### Your objective
Copy each line that has the string "their" somewhere in it.

Records excerpted from a collection
# # # # # # #
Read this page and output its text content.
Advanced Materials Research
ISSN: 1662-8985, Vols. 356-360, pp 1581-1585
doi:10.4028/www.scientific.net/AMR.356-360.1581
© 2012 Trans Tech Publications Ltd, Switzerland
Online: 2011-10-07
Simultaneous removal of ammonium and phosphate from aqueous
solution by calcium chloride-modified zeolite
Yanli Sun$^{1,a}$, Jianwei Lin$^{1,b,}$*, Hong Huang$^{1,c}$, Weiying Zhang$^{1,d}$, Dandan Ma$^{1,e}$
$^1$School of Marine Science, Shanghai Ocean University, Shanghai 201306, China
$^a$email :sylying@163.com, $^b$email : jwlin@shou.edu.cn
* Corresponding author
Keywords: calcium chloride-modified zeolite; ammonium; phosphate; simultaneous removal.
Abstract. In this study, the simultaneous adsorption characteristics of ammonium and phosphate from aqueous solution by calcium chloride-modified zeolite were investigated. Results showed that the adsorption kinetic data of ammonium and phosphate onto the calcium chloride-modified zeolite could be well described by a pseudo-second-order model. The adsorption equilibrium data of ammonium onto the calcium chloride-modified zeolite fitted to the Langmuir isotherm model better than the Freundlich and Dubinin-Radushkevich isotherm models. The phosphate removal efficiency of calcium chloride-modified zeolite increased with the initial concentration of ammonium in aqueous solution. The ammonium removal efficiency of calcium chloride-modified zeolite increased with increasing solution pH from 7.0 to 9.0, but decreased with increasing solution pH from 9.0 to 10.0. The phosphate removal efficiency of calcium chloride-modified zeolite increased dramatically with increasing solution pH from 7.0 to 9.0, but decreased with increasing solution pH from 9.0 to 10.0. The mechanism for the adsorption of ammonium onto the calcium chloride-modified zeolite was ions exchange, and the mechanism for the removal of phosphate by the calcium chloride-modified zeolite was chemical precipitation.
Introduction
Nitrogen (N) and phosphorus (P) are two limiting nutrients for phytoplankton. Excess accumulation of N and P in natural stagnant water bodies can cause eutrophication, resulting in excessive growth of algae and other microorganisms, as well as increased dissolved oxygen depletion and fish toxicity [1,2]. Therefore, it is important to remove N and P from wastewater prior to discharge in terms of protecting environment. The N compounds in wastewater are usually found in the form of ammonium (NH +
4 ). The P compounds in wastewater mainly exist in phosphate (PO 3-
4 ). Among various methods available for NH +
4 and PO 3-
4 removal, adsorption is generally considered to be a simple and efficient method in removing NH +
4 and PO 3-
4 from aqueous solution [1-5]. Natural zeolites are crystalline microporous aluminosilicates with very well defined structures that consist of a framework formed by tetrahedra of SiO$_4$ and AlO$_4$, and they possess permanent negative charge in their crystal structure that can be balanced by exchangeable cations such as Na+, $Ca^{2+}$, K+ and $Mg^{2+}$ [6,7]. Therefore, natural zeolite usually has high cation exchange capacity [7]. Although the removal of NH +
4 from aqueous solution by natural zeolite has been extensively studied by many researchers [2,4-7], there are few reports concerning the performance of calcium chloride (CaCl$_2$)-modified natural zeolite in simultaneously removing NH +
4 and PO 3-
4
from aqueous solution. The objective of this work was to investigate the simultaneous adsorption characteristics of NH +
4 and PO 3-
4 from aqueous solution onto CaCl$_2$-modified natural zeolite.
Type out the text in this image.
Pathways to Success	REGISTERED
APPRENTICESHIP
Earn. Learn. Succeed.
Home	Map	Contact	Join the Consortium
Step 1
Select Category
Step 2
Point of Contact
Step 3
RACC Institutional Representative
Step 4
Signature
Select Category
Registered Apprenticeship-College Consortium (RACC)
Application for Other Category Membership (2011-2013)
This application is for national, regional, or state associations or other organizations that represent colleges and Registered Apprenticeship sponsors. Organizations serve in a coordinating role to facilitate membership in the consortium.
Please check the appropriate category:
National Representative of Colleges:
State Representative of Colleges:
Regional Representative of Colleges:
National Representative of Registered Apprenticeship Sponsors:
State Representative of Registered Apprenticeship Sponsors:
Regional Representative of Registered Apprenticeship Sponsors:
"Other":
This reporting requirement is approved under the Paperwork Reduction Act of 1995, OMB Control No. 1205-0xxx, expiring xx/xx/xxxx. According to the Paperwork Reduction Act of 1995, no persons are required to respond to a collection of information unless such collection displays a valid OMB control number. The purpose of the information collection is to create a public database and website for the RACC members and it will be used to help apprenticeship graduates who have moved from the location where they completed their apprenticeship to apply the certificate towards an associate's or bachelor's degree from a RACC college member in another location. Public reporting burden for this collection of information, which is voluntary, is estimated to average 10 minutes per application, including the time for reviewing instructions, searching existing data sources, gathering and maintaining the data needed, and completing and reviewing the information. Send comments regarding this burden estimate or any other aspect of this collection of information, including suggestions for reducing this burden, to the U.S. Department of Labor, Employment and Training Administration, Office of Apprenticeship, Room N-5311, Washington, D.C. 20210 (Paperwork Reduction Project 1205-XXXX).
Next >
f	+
# # # # # # #
### Output for this exercise
4 from aqueous solution [1-5]. Natural zeolites are crystalline microporous aluminosilicates with very well defined structures that consist of a framework formed by tetrahedra of SiO$_4$ and AlO$_4$, and they possess permanent negative charge in their crystal structure that can be balanced by exchangeable cations such as Na+, $Ca^{2+}$, K+ and $Mg^{2+}$ [6,7]. Therefore, natural zeolite usually has high cation exchange capacity [7]. Although the removal of NH +
This reporting requirement is approved under the Paperwork Reduction Act of 1995, OMB Control No. 1205-0xxx, expiring xx/xx/xxxx. According to the Paperwork Reduction Act of 1995, no persons are required to respond to a collection of information unless such collection displays a valid OMB control number. The purpose of the information collection is to create a public database and website for the RACC members and it will be used to help apprenticeship graduates who have moved from the location where they completed their apprenticeship to apply the certificate towards an associate's or bachelor's degree from a RACC college member in another location. Public reporting burden for this collection of information, which is voluntary, is estimated to average 10 minutes per application, including the time for reviewing instructions, searching existing data sources, gathering and maintaining the data needed, and completing and reviewing the information. Send comments regarding this burden estimate or any other aspect of this collection of information, including suggestions for reducing this burden, to the U.S. Department of Labor, Employment and Training Administration, Office of Apprenticeship, Room N-5311, Washington, D.C. 20210 (Paperwork Reduction Project 1205-XXXX).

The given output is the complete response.